● TEXTE À LIRE
La maîtrise de l’eau, une clé de la guerre menée par l’Etat islamique

Par Nicolas Hautemanière
Source / Les clés du Moyen-Orient

Depuis le printemps 2014, le contrôle de l’eau est devenu l’une des problématiques majeures de la lutte opposant l’Etat islamique (EI) aux Etats du Moyen-Orient et à la coalition internationale menée par les Etats-Unis. En raison de la raréfaction de cette ressource, la maitrise des quelques grands barrages du Tigre et de l’Euphrate constitue un puissant levier pour asseoir sa domination sur les territoires irakien et syrien, tant pour l’EI que pour les Etats. Au cœur de cette lutte se lisent les implications de long terme du réchauffement climatique dans la géopolitique du Moyen-Orient.

Les bassins du Tigre et de l’Euphrate, lieux décisifs de la lutte contre l’EI

Lorsque l’on observe la géographie du conflit opposant l’Etat Islamique à la coalition internationale menée par les Etats-Unis, trois critères permettant d’expliquer la localisation des batailles se dégagent. Il y a, bien sûr, l’importance administrative et régionale des villes, qui explique pour partie que Mossoul (deuxième ville d’Irak), Erbil (capitale du Kurdistan iranien), ou Kirkouk (capitale de la province du même nom) soient âprement disputés par les belligérants. La présence de ressources pétrolifères est également capitale aux yeux de l’EI, dans la mesure où elle permet le financement des activités du groupe : la maîtrise de l’axe Mossoul/Bagdad par les djihadistes est ici essentielle.

Un troisième facteur entre néanmoins en jeu : il s’agit de la maîtrise des ressources en eau, et donc des barrages situés sur les deux grands fleuves régionaux que sont le Tigre et l’Euphrate. Parmi les lieux ayant subi le plus grand nombre de frappes aériennes par la coalition, on compte ainsi, aux côtés de Mossoul, les villes irakiennes de Falloujah, Haditah, ou encore Raqqa et Abou Kamal, en Syrie, légèrement en aval de Deir-ez-Zour. Toutes ces cités ont pour point commun d’être liées à un grand barrage fluvial et constituent à ce titre des points névralgiques dans les réseaux de distribution d’eau et d’électricité en Syrie et en Irak.

● ÉNONCÉ DU PROBLÈME A
Les affirmations suivantes concordent-elles avec le texte sur la maîtrise de l’eau ci-dessus ? Répondez par oui ou par non pour chacune et citez les mots décisifs du texte : (i) le contrôle de l’eau est devenu une problématique majeure depuis le printemps 2014 ; (ii) Raqqa est présentée comme une ville irakienne ; (iii) trois critères sont dégagés pour expliquer la localisation des batailles.

● DONNÉES D'ENTRÉE
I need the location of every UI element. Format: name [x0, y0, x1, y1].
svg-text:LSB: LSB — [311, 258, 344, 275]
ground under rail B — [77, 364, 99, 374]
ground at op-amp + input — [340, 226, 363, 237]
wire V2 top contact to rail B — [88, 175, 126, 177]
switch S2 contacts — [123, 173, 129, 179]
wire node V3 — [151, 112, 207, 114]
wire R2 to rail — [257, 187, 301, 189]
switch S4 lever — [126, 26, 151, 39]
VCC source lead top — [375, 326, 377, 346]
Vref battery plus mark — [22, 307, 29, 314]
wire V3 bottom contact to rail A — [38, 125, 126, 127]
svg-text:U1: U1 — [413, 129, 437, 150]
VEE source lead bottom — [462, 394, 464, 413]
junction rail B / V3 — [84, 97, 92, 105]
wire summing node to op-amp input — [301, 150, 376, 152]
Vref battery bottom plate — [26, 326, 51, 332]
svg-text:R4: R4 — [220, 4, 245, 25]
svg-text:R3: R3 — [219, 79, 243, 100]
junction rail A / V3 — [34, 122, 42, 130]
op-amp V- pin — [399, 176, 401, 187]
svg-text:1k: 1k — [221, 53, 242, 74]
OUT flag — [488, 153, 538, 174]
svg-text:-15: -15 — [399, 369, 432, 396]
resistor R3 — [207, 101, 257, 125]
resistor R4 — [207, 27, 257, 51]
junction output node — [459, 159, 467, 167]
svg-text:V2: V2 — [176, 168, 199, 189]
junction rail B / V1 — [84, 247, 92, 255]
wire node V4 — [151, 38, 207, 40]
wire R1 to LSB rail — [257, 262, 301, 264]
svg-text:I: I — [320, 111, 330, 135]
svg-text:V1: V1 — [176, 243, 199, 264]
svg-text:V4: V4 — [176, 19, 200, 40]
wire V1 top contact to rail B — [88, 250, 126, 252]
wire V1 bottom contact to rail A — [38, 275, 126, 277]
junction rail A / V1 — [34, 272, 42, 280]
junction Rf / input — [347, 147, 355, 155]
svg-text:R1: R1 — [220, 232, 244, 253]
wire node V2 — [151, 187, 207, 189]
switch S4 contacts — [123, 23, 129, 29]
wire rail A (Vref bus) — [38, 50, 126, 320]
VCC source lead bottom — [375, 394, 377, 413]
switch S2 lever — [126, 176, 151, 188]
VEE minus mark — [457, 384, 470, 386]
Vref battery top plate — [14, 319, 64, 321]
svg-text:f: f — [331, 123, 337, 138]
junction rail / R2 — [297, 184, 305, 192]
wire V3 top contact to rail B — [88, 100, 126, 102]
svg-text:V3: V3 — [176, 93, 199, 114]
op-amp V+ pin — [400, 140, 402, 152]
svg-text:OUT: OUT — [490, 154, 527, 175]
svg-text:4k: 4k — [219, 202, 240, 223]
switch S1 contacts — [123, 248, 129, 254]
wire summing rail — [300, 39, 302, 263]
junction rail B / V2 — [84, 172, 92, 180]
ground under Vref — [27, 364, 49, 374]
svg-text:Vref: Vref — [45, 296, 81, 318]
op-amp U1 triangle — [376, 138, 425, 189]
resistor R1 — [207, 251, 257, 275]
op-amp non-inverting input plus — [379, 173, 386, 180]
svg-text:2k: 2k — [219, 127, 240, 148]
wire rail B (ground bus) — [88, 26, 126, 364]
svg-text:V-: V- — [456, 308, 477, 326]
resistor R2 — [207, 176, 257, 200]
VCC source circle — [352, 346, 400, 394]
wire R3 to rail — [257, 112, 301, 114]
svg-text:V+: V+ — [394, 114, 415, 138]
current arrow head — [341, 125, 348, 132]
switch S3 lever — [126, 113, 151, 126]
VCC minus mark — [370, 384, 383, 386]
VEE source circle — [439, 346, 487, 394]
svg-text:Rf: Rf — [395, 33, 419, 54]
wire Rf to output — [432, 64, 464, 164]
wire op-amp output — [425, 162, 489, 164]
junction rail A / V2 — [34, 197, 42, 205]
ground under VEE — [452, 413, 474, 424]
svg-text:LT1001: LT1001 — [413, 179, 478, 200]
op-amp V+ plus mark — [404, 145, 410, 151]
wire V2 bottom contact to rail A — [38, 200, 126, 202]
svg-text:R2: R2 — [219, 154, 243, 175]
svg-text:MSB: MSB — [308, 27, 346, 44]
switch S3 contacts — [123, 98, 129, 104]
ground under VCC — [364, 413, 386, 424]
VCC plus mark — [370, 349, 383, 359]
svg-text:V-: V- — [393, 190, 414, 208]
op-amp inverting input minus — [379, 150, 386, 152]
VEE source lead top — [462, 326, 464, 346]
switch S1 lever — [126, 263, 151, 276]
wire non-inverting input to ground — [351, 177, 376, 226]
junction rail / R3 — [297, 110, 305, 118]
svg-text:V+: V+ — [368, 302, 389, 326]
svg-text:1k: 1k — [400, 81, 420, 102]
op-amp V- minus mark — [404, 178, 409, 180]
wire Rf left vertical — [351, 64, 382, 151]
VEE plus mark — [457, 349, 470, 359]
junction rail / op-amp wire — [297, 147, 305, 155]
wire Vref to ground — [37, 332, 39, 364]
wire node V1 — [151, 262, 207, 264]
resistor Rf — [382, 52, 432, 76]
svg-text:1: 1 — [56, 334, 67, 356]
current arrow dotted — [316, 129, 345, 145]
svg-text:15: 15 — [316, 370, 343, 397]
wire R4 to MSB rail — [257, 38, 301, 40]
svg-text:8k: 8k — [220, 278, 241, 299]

● ÉNONCÉ DU PROBLÈME B
Recopiez à l’identique, s’il vous plaît, les lignes des enregistrements, de la toute première jusqu’à la ligne contenant « svg-text:V2: V2 — [176, 168, 199, 189] », celle-ci comprise.

● SOLUTION DÉTAILLÉE A
(i) Oui : « Depuis le printemps 2014, le contrôle de l’eau est devenu l’une des problématiques majeures »
(ii) Non : « ou encore Raqqa et Abou Kamal, en Syrie »
(iii) Oui : « trois critères permettant d’expliquer la localisation des batailles se dégagent »

● SOLUTION DÉTAILLÉE B
I need the location of every UI element. Format: name [x0, y0, x1, y1].
svg-text:LSB: LSB — [311, 258, 344, 275]
ground under rail B — [77, 364, 99, 374]
ground at op-amp + input — [340, 226, 363, 237]
wire V2 top contact to rail B — [88, 175, 126, 177]
switch S2 contacts — [123, 173, 129, 179]
wire node V3 — [151, 112, 207, 114]
wire R2 to rail — [257, 187, 301, 189]
switch S4 lever — [126, 26, 151, 39]
VCC source lead top — [375, 326, 377, 346]
Vref battery plus mark — [22, 307, 29, 314]
wire V3 bottom contact to rail A — [38, 125, 126, 127]
svg-text:U1: U1 — [413, 129, 437, 150]
VEE source lead bottom — [462, 394, 464, 413]
junction rail B / V3 — [84, 97, 92, 105]
wire summing node to op-amp input — [301, 150, 376, 152]
Vref battery bottom plate — [26, 326, 51, 332]
svg-text:R4: R4 — [220, 4, 245, 25]
svg-text:R3: R3 — [219, 79, 243, 100]
junction rail A / V3 — [34, 122, 42, 130]
op-amp V- pin — [399, 176, 401, 187]
svg-text:1k: 1k — [221, 53, 242, 74]
OUT flag — [488, 153, 538, 174]
svg-text:-15: -15 — [399, 369, 432, 396]
resistor R3 — [207, 101, 257, 125]
resistor R4 — [207, 27, 257, 51]
junction output node — [459, 159, 467, 167]
svg-text:V2: V2 — [176, 168, 199, 189]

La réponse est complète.